▶ _Records shown_:
- - - - - - -
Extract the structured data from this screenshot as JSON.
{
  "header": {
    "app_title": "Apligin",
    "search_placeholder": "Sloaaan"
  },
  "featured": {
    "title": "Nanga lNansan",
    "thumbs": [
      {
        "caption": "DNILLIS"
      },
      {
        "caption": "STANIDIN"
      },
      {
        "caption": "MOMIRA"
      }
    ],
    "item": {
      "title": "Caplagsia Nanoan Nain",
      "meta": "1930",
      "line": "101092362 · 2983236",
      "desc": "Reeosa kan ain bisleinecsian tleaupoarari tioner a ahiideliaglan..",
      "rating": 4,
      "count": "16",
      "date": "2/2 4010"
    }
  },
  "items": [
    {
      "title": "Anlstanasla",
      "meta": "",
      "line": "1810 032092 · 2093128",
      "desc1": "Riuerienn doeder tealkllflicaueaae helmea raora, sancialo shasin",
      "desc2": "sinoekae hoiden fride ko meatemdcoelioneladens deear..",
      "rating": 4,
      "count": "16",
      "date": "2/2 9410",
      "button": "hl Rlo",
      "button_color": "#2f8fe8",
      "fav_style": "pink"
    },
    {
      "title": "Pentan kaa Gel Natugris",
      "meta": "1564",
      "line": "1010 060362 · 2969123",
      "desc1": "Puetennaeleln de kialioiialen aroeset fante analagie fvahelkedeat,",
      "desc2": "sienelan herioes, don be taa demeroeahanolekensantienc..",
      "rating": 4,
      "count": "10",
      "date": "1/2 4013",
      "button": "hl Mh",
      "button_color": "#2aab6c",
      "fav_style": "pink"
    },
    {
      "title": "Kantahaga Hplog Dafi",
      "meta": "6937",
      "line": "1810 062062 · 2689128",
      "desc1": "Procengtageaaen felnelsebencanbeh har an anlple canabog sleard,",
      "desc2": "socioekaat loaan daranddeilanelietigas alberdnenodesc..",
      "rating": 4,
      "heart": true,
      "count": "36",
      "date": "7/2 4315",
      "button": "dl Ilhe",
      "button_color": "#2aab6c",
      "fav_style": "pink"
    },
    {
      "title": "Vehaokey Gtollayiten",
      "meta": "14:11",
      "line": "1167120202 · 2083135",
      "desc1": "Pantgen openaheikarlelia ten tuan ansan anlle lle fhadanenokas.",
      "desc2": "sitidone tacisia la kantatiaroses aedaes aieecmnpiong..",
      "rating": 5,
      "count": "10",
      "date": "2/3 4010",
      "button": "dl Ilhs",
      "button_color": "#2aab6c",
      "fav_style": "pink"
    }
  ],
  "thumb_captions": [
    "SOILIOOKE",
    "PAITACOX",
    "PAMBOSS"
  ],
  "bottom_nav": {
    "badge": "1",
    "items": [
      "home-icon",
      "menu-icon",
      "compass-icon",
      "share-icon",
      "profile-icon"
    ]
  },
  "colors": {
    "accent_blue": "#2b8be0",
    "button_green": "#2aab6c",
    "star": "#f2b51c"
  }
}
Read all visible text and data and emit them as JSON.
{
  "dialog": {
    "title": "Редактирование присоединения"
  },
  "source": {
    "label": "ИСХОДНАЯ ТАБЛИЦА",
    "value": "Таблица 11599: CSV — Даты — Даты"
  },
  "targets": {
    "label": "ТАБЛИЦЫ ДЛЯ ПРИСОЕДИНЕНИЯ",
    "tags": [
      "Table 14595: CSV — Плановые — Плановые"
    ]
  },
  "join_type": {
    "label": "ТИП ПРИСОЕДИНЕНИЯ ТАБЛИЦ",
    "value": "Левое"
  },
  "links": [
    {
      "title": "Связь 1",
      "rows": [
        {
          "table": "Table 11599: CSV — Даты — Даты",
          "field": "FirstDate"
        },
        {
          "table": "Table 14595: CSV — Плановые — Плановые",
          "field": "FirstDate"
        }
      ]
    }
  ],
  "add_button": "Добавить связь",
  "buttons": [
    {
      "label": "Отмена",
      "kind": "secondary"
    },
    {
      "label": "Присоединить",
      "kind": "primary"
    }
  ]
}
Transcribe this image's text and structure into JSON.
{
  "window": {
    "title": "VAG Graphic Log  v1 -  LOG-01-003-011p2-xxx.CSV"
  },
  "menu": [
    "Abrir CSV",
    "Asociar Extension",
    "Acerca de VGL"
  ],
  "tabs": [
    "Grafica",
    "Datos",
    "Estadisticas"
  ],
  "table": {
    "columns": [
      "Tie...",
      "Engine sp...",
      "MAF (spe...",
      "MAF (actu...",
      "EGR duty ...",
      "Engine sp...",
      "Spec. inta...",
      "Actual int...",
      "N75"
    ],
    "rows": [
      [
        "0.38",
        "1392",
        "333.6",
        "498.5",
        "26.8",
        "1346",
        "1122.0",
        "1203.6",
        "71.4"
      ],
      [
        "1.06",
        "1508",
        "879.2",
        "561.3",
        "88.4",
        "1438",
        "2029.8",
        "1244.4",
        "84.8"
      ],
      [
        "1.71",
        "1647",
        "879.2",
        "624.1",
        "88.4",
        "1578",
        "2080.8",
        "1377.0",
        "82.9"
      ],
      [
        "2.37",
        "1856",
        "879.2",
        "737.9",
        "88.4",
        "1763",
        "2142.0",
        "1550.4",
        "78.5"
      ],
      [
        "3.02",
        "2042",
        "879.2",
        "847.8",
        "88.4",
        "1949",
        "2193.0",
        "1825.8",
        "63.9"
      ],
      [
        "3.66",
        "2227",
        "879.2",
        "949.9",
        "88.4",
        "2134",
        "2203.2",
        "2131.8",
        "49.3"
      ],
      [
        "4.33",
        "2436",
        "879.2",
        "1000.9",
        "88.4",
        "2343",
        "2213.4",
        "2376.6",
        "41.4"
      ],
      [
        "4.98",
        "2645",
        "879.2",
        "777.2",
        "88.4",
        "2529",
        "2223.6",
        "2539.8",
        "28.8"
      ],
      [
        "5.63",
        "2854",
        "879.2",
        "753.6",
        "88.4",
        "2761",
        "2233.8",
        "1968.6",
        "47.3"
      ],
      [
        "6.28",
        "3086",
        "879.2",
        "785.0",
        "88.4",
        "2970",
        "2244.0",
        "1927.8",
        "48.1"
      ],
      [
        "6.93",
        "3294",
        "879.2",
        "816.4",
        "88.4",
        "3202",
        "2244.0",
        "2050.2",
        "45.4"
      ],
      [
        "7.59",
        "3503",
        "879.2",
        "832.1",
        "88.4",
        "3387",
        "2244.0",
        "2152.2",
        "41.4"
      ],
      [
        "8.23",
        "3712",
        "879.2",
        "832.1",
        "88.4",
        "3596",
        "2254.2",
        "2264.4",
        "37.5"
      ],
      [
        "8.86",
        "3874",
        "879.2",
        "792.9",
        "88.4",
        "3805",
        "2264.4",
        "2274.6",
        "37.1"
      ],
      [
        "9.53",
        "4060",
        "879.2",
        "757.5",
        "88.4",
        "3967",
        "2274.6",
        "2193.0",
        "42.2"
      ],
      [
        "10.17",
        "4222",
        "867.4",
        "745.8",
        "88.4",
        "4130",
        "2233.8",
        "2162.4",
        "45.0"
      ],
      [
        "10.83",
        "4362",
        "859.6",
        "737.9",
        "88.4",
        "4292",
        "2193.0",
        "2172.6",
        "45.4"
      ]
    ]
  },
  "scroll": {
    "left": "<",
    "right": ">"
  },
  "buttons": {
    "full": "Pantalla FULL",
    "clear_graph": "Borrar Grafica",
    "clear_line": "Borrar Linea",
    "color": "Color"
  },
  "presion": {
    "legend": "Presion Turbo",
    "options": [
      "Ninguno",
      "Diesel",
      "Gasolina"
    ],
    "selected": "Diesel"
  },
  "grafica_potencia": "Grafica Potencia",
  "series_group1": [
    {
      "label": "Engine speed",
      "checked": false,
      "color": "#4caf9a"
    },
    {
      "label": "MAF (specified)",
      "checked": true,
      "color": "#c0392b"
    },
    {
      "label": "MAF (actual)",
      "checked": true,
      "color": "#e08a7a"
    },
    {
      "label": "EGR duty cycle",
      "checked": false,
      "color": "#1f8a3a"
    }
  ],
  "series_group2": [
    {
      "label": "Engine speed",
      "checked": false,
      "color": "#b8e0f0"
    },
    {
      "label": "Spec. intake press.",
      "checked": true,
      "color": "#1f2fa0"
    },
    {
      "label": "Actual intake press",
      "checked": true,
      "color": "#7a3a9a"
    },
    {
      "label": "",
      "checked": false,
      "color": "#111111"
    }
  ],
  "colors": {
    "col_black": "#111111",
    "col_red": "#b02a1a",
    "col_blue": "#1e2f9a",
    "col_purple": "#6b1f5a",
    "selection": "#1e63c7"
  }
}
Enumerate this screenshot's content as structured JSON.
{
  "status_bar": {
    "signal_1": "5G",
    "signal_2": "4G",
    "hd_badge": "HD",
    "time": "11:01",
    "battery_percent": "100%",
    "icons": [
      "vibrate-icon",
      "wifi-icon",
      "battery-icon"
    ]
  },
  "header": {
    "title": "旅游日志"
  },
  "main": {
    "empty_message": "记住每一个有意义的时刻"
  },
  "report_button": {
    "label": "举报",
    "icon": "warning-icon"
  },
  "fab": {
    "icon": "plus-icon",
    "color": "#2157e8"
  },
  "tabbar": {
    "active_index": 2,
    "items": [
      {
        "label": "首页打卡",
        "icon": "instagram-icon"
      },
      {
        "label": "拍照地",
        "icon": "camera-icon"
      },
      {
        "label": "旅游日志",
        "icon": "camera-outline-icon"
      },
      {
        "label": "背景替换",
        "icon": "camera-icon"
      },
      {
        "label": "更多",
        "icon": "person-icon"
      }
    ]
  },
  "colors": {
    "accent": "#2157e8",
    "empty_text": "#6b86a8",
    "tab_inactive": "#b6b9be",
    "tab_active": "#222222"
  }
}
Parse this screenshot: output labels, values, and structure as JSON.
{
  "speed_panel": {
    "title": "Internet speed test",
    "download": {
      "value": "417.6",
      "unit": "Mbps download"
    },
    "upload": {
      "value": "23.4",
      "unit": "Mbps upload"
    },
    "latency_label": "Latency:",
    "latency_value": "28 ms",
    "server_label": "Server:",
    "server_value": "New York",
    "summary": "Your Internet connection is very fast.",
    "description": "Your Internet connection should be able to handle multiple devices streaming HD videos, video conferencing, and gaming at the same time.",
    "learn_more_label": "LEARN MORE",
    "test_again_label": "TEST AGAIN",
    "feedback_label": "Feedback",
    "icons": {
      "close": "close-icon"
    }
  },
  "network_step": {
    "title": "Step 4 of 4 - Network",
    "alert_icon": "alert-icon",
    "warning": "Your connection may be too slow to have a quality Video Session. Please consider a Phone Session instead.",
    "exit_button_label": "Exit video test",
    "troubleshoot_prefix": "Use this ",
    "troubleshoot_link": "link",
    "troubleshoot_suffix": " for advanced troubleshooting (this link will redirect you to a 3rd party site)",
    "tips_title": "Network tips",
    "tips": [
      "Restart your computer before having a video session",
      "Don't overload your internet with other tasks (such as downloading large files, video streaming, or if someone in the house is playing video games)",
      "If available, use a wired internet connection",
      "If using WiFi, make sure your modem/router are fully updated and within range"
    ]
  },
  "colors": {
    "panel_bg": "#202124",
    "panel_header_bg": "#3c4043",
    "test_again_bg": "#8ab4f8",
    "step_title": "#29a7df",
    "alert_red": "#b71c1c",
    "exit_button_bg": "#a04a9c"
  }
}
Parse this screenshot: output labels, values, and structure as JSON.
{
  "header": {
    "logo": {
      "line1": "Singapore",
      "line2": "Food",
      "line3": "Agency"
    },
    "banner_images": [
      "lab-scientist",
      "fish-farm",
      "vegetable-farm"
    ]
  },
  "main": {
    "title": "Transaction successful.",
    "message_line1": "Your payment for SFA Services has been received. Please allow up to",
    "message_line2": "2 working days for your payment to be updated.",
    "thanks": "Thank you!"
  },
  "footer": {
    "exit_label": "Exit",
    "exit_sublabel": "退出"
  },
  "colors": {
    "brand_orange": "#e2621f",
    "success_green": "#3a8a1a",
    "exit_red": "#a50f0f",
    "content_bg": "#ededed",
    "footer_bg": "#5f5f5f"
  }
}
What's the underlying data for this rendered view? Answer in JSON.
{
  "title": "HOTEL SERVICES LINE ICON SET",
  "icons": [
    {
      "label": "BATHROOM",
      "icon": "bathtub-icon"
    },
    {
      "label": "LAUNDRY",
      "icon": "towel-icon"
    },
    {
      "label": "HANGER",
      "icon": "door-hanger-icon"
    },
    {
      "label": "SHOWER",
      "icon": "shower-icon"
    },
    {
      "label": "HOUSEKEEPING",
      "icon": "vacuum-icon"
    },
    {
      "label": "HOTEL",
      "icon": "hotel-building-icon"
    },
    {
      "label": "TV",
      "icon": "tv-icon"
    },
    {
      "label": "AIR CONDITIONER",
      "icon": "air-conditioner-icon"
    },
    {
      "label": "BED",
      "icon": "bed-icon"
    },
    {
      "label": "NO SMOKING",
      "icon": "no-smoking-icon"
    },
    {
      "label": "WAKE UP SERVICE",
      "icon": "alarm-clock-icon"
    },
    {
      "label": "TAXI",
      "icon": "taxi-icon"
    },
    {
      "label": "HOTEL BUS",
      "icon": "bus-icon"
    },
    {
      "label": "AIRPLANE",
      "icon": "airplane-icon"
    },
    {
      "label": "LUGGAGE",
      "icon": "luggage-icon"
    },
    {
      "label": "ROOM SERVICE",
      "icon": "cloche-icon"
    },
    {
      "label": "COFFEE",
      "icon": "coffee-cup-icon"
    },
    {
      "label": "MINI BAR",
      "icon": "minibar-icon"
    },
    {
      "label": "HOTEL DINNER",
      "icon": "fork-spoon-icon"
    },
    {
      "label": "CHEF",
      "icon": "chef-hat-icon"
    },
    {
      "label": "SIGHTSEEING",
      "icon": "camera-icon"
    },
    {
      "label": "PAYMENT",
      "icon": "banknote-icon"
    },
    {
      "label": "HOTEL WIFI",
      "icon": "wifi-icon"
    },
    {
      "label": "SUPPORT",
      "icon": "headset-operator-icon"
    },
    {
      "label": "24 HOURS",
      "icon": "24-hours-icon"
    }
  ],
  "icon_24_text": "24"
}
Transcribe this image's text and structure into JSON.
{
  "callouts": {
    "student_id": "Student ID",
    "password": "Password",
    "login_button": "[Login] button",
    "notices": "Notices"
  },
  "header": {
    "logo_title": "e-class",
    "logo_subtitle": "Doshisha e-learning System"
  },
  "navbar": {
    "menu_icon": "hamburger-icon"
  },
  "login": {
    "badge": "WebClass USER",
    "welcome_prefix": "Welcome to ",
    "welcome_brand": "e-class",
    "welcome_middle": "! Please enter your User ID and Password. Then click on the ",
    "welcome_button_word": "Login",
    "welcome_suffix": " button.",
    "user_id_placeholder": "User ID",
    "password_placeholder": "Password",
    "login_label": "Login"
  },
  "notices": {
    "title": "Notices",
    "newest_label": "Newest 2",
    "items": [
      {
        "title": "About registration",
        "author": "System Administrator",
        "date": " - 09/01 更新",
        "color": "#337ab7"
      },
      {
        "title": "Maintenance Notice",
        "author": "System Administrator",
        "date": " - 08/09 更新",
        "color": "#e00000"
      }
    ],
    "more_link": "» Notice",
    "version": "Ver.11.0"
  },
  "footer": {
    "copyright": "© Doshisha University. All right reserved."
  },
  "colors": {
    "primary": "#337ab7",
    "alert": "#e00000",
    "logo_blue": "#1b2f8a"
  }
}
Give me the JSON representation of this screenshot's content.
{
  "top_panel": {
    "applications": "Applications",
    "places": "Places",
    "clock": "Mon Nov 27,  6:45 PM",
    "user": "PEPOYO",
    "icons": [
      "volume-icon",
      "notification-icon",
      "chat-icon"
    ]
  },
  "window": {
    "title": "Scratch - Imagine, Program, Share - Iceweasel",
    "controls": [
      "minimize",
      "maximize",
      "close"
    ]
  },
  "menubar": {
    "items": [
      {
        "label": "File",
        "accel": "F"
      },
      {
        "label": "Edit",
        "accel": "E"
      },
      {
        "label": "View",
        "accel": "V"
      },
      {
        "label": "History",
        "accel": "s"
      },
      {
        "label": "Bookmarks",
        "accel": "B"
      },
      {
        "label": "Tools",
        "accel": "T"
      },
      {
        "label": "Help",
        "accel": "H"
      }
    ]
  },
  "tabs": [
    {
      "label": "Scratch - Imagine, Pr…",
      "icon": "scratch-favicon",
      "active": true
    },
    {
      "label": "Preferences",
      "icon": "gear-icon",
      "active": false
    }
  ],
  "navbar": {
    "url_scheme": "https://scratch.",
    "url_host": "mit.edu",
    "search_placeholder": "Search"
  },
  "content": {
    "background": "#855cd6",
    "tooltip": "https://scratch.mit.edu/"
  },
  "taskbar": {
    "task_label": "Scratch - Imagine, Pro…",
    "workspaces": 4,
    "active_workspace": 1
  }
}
- - - - - - -
▶ _Task details_: Leave out every line before the one containing "Give me the"; set down that line and all remaining lines of the material exactly.

▶ _Complete response_:
Give me the JSON representation of this screenshot's content.
{
  "top_panel": {
    "applications": "Applications",
    "places": "Places",
    "clock": "Mon Nov 27,  6:45 PM",
    "user": "PEPOYO",
    "icons": [
      "volume-icon",
      "notification-icon",
      "chat-icon"
    ]
  },
  "window": {
    "title": "Scratch - Imagine, Program, Share - Iceweasel",
    "controls": [
      "minimize",
      "maximize",
      "close"
    ]
  },
  "menubar": {
    "items": [
      {
        "label": "File",
        "accel": "F"
      },
      {
        "label": "Edit",
        "accel": "E"
      },
      {
        "label": "View",
        "accel": "V"
      },
      {
        "label": "History",
        "accel": "s"
      },
      {
        "label": "Bookmarks",
        "accel": "B"
      },
      {
        "label": "Tools",
        "accel": "T"
      },
      {
        "label": "Help",
        "accel": "H"
      }
    ]
  },
  "tabs": [
    {
      "label": "Scratch - Imagine, Pr…",
      "icon": "scratch-favicon",
      "active": true
    },
    {
      "label": "Preferences",
      "icon": "gear-icon",
      "active": false
    }
  ],
  "navbar": {
    "url_scheme": "https://scratch.",
    "url_host": "mit.edu",
    "search_placeholder": "Search"
  },
  "content": {
    "background": "#855cd6",
    "tooltip": "https://scratch.mit.edu/"
  },
  "taskbar": {
    "task_label": "Scratch - Imagine, Pro…",
    "workspaces": 4,
    "active_workspace": 1
  }
}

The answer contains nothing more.